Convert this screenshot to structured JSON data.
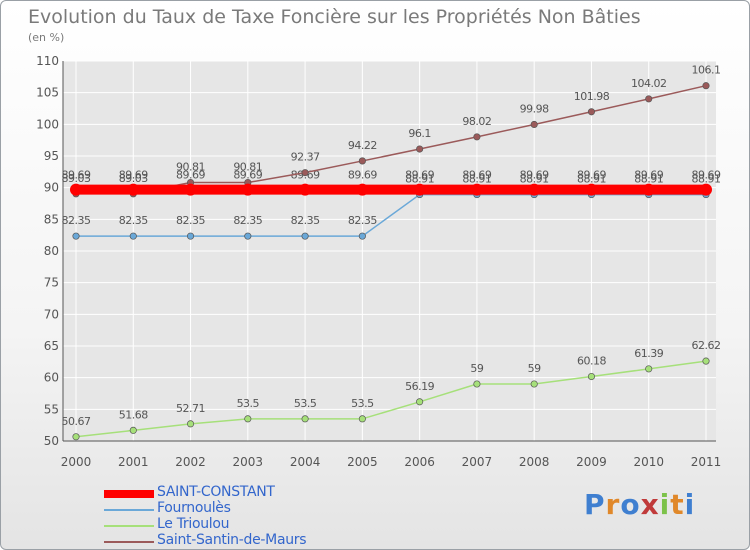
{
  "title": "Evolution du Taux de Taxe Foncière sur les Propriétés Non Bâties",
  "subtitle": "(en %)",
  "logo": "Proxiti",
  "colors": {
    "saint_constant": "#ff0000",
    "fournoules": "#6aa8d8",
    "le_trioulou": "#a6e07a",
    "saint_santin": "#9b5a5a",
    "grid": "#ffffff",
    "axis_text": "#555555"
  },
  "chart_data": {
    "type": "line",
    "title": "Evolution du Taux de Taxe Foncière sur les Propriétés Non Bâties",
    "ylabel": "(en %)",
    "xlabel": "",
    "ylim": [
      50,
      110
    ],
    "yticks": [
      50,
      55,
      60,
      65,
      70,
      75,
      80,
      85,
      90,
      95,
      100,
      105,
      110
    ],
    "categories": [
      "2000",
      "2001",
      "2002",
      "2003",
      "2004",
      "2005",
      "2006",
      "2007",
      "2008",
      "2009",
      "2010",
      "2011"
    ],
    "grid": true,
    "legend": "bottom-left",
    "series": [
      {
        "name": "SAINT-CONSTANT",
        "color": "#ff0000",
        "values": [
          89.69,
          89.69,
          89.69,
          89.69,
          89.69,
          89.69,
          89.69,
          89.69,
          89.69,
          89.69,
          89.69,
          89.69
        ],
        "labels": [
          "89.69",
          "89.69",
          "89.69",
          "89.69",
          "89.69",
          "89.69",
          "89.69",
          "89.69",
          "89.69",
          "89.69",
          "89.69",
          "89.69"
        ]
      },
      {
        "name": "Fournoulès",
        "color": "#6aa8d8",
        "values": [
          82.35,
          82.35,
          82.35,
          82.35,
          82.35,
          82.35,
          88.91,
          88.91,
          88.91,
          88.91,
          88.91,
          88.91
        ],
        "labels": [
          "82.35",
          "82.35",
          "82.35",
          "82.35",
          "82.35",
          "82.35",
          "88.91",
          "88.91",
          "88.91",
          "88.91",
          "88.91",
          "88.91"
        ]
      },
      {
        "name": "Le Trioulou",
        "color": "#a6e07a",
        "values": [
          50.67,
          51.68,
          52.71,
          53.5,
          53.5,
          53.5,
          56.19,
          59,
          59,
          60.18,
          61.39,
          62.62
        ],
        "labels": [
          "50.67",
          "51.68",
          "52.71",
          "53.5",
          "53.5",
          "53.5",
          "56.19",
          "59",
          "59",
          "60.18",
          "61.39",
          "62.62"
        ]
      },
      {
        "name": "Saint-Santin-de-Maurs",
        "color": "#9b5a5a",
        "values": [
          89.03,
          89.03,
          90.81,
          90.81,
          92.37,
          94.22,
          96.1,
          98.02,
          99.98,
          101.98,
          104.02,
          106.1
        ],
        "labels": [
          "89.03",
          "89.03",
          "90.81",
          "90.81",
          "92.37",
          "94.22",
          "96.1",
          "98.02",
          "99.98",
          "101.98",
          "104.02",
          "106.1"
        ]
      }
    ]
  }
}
...
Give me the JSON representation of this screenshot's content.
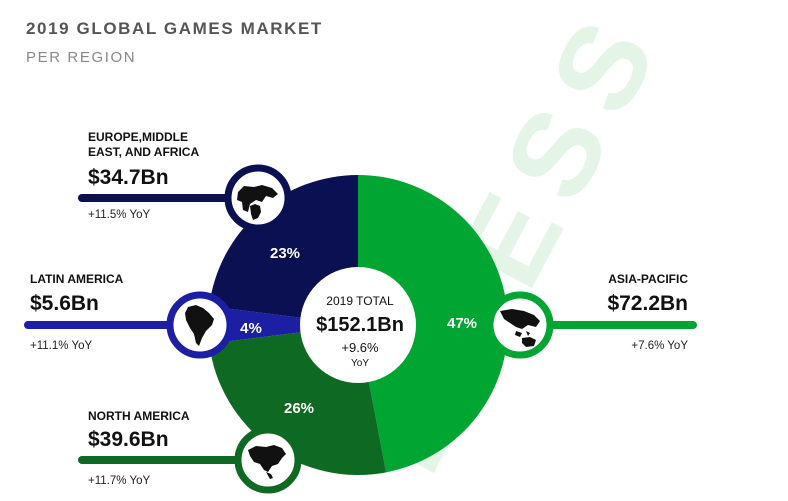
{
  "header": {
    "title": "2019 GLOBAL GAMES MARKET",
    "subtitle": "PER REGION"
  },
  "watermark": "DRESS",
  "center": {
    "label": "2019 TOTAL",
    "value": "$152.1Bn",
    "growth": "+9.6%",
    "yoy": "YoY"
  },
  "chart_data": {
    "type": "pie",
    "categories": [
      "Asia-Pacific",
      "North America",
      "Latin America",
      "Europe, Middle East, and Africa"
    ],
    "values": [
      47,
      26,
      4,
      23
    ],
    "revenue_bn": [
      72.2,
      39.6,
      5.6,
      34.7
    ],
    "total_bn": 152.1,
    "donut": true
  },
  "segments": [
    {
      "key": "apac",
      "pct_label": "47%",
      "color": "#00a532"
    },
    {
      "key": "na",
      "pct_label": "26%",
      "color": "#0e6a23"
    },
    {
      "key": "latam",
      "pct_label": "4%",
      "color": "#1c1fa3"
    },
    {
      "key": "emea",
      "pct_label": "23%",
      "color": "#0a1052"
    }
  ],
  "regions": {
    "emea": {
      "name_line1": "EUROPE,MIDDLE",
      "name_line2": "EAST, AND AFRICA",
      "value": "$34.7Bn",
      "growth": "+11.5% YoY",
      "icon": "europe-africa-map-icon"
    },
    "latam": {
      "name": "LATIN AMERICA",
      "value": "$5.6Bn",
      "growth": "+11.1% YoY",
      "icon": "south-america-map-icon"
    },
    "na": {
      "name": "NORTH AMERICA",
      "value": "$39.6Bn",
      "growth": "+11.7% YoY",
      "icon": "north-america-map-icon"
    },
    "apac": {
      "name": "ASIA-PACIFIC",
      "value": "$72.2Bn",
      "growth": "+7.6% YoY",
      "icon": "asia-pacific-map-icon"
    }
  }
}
...
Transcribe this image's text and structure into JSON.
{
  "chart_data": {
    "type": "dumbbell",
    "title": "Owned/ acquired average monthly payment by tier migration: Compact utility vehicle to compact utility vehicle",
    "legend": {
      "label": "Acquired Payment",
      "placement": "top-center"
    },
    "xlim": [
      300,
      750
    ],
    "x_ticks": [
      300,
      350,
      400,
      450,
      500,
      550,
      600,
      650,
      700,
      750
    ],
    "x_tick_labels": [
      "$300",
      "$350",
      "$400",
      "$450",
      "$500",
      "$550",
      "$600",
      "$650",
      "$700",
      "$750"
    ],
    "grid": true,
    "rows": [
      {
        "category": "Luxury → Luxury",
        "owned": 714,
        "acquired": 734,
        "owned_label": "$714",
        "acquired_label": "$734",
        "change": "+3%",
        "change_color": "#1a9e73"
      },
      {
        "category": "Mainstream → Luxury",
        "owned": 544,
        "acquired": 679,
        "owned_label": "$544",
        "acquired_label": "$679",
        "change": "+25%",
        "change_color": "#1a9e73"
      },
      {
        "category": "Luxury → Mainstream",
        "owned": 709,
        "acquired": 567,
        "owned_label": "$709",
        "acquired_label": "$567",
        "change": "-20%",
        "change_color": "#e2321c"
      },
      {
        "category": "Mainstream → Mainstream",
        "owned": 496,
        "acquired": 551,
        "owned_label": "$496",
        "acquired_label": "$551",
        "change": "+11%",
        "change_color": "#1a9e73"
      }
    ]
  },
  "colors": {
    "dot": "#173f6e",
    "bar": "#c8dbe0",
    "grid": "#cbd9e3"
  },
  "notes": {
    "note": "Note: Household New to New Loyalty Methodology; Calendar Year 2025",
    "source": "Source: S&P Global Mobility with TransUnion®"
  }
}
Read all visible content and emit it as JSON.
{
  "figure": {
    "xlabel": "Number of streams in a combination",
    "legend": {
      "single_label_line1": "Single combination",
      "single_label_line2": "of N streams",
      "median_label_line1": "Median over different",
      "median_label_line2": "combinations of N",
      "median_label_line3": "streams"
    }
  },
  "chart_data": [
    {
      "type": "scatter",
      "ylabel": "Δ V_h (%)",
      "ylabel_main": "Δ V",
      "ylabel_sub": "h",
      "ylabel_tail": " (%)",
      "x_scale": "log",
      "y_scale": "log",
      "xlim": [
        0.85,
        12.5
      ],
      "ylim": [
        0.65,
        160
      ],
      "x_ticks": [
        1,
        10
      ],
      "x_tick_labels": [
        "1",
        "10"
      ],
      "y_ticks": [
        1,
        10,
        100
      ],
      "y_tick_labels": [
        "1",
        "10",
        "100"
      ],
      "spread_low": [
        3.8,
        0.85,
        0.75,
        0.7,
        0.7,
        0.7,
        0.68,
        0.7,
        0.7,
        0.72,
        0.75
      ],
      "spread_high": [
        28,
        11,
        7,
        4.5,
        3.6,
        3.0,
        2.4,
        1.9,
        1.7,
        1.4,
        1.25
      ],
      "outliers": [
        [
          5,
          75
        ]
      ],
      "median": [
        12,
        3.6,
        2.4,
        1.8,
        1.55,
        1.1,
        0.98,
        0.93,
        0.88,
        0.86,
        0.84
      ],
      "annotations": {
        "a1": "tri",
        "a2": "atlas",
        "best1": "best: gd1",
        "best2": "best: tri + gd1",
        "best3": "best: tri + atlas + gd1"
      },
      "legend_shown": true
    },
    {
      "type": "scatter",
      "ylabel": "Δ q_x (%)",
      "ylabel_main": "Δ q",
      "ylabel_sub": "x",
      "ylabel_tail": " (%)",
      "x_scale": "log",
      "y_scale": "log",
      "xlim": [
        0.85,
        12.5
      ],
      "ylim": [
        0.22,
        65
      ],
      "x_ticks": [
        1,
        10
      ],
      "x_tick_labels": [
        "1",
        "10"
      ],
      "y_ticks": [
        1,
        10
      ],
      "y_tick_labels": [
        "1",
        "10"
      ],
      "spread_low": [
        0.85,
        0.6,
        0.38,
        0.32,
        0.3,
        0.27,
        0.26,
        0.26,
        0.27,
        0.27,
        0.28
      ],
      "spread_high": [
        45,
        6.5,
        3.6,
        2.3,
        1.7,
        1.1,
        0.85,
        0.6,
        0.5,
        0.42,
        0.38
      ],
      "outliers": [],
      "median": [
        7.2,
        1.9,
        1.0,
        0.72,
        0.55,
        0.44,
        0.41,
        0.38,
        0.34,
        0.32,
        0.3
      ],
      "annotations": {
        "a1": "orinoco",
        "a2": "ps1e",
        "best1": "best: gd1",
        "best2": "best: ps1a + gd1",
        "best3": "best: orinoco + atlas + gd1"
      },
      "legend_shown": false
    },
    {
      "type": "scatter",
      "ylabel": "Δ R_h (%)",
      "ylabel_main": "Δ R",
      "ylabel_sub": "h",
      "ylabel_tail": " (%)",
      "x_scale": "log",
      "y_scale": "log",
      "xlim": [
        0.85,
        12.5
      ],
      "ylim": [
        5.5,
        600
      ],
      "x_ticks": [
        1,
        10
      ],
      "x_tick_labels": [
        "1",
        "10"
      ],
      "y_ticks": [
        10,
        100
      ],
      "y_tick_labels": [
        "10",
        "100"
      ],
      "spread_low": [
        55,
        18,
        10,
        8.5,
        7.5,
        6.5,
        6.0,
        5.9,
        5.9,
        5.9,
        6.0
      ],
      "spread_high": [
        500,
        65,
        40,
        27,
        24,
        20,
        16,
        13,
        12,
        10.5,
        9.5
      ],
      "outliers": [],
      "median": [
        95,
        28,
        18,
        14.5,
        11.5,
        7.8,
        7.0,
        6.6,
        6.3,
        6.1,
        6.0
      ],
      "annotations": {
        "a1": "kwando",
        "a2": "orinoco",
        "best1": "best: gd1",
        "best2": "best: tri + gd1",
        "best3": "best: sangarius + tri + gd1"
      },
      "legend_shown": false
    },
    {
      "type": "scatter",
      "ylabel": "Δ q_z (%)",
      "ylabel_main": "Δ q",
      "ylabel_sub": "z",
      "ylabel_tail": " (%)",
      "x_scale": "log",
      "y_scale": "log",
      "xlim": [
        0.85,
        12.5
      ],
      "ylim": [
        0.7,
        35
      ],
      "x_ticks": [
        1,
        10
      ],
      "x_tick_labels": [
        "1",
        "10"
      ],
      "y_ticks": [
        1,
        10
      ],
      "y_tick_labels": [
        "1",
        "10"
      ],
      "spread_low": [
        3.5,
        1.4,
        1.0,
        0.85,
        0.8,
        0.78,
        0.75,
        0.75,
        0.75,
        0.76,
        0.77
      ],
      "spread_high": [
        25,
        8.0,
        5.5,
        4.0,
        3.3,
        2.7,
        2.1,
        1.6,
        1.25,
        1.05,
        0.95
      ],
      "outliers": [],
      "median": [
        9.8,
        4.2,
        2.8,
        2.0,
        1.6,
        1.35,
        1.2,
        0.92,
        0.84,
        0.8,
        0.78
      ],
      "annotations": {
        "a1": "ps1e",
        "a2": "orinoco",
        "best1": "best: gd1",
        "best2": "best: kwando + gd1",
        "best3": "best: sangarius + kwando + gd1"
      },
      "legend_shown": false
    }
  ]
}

Task requirements
Show each line holding the word "xlabel".

Answer for the task
    "xlabel": "",
    "xlabel": "Number of streams in a combination",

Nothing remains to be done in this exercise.